=== Problem to work on ===
Every entry below should be transcribed exactly; pictures stay out of the copy.

=== Source material ===

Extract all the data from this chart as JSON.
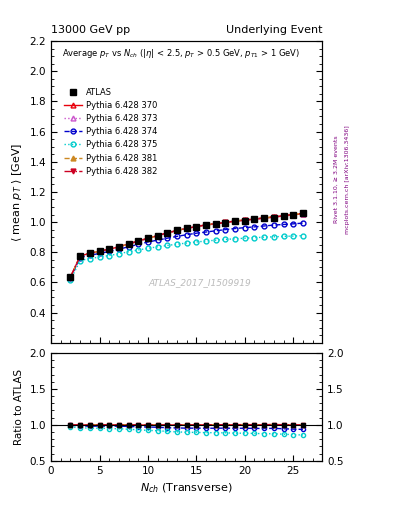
{
  "title_left": "13000 GeV pp",
  "title_right": "Underlying Event",
  "watermark": "ATLAS_2017_I1509919",
  "right_label_top": "Rivet 3.1.10, ≥ 3.2M events",
  "right_label_bottom": "mcplots.cern.ch [arXiv:1306.3436]",
  "ylim_main": [
    0.2,
    2.2
  ],
  "ylim_ratio": [
    0.5,
    2.0
  ],
  "yticks_main": [
    0.4,
    0.6,
    0.8,
    1.0,
    1.2,
    1.4,
    1.6,
    1.8,
    2.0,
    2.2
  ],
  "yticks_ratio": [
    0.5,
    1.0,
    1.5,
    2.0
  ],
  "xlim": [
    0,
    28
  ],
  "nch": [
    2,
    3,
    4,
    5,
    6,
    7,
    8,
    9,
    10,
    11,
    12,
    13,
    14,
    15,
    16,
    17,
    18,
    19,
    20,
    21,
    22,
    23,
    24,
    25,
    26
  ],
  "atlas_y": [
    0.635,
    0.775,
    0.795,
    0.805,
    0.82,
    0.835,
    0.855,
    0.875,
    0.895,
    0.91,
    0.93,
    0.945,
    0.96,
    0.97,
    0.98,
    0.988,
    0.995,
    1.005,
    1.01,
    1.018,
    1.025,
    1.03,
    1.04,
    1.05,
    1.06
  ],
  "py370_y": [
    0.635,
    0.775,
    0.793,
    0.806,
    0.82,
    0.836,
    0.855,
    0.874,
    0.892,
    0.91,
    0.928,
    0.944,
    0.958,
    0.97,
    0.98,
    0.988,
    0.996,
    1.005,
    1.012,
    1.018,
    1.026,
    1.032,
    1.04,
    1.048,
    1.055
  ],
  "py373_y": [
    0.635,
    0.775,
    0.793,
    0.806,
    0.82,
    0.836,
    0.855,
    0.874,
    0.892,
    0.91,
    0.928,
    0.944,
    0.958,
    0.97,
    0.98,
    0.988,
    0.996,
    1.005,
    1.012,
    1.018,
    1.026,
    1.032,
    1.04,
    1.048,
    1.055
  ],
  "py374_y": [
    0.63,
    0.765,
    0.78,
    0.792,
    0.805,
    0.82,
    0.836,
    0.852,
    0.868,
    0.88,
    0.893,
    0.905,
    0.916,
    0.926,
    0.934,
    0.942,
    0.95,
    0.957,
    0.963,
    0.968,
    0.974,
    0.98,
    0.984,
    0.988,
    0.993
  ],
  "py375_y": [
    0.615,
    0.745,
    0.758,
    0.768,
    0.778,
    0.79,
    0.803,
    0.815,
    0.826,
    0.836,
    0.845,
    0.853,
    0.861,
    0.868,
    0.874,
    0.88,
    0.885,
    0.889,
    0.893,
    0.896,
    0.9,
    0.902,
    0.905,
    0.907,
    0.91
  ],
  "py381_y": [
    0.635,
    0.775,
    0.793,
    0.806,
    0.82,
    0.836,
    0.855,
    0.874,
    0.892,
    0.91,
    0.928,
    0.944,
    0.958,
    0.97,
    0.982,
    0.99,
    0.998,
    1.007,
    1.014,
    1.02,
    1.028,
    1.035,
    1.042,
    1.05,
    1.058
  ],
  "py382_y": [
    0.635,
    0.775,
    0.793,
    0.806,
    0.82,
    0.836,
    0.855,
    0.874,
    0.892,
    0.91,
    0.928,
    0.944,
    0.958,
    0.97,
    0.982,
    0.99,
    0.998,
    1.007,
    1.014,
    1.02,
    1.028,
    1.035,
    1.042,
    1.05,
    1.058
  ],
  "color_atlas": "#000000",
  "color_370": "#e8000b",
  "color_373": "#cc55cc",
  "color_374": "#0000cc",
  "color_375": "#00cccc",
  "color_381": "#cc8822",
  "color_382": "#cc0022",
  "right_text_color": "#800080"
}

=== Expected answer ===
Extract all the data from this chart as JSON.
{
  "title_left": "13000 GeV pp",
  "title_right": "Underlying Event",
  "watermark": "ATLAS_2017_I1509919",
  "right_label_top": "Rivet 3.1.10, ≥ 3.2M events",
  "right_label_bottom": "mcplots.cern.ch [arXiv:1306.3436]",
  "ylim_main": [
    0.2,
    2.2
  ],
  "ylim_ratio": [
    0.5,
    2.0
  ],
  "yticks_main": [
    0.4,
    0.6,
    0.8,
    1.0,
    1.2,
    1.4,
    1.6,
    1.8,
    2.0,
    2.2
  ],
  "yticks_ratio": [
    0.5,
    1.0,
    1.5,
    2.0
  ],
  "xlim": [
    0,
    28
  ],
  "nch": [
    2,
    3,
    4,
    5,
    6,
    7,
    8,
    9,
    10,
    11,
    12,
    13,
    14,
    15,
    16,
    17,
    18,
    19,
    20,
    21,
    22,
    23,
    24,
    25,
    26
  ],
  "atlas_y": [
    0.635,
    0.775,
    0.795,
    0.805,
    0.82,
    0.835,
    0.855,
    0.875,
    0.895,
    0.91,
    0.93,
    0.945,
    0.96,
    0.97,
    0.98,
    0.988,
    0.995,
    1.005,
    1.01,
    1.018,
    1.025,
    1.03,
    1.04,
    1.05,
    1.06
  ],
  "py370_y": [
    0.635,
    0.775,
    0.793,
    0.806,
    0.82,
    0.836,
    0.855,
    0.874,
    0.892,
    0.91,
    0.928,
    0.944,
    0.958,
    0.97,
    0.98,
    0.988,
    0.996,
    1.005,
    1.012,
    1.018,
    1.026,
    1.032,
    1.04,
    1.048,
    1.055
  ],
  "py373_y": [
    0.635,
    0.775,
    0.793,
    0.806,
    0.82,
    0.836,
    0.855,
    0.874,
    0.892,
    0.91,
    0.928,
    0.944,
    0.958,
    0.97,
    0.98,
    0.988,
    0.996,
    1.005,
    1.012,
    1.018,
    1.026,
    1.032,
    1.04,
    1.048,
    1.055
  ],
  "py374_y": [
    0.63,
    0.765,
    0.78,
    0.792,
    0.805,
    0.82,
    0.836,
    0.852,
    0.868,
    0.88,
    0.893,
    0.905,
    0.916,
    0.926,
    0.934,
    0.942,
    0.95,
    0.957,
    0.963,
    0.968,
    0.974,
    0.98,
    0.984,
    0.988,
    0.993
  ],
  "py375_y": [
    0.615,
    0.745,
    0.758,
    0.768,
    0.778,
    0.79,
    0.803,
    0.815,
    0.826,
    0.836,
    0.845,
    0.853,
    0.861,
    0.868,
    0.874,
    0.88,
    0.885,
    0.889,
    0.893,
    0.896,
    0.9,
    0.902,
    0.905,
    0.907,
    0.91
  ],
  "py381_y": [
    0.635,
    0.775,
    0.793,
    0.806,
    0.82,
    0.836,
    0.855,
    0.874,
    0.892,
    0.91,
    0.928,
    0.944,
    0.958,
    0.97,
    0.982,
    0.99,
    0.998,
    1.007,
    1.014,
    1.02,
    1.028,
    1.035,
    1.042,
    1.05,
    1.058
  ],
  "py382_y": [
    0.635,
    0.775,
    0.793,
    0.806,
    0.82,
    0.836,
    0.855,
    0.874,
    0.892,
    0.91,
    0.928,
    0.944,
    0.958,
    0.97,
    0.982,
    0.99,
    0.998,
    1.007,
    1.014,
    1.02,
    1.028,
    1.035,
    1.042,
    1.05,
    1.058
  ],
  "color_atlas": "#000000",
  "color_370": "#e8000b",
  "color_373": "#cc55cc",
  "color_374": "#0000cc",
  "color_375": "#00cccc",
  "color_381": "#cc8822",
  "color_382": "#cc0022",
  "right_text_color": "#800080"
}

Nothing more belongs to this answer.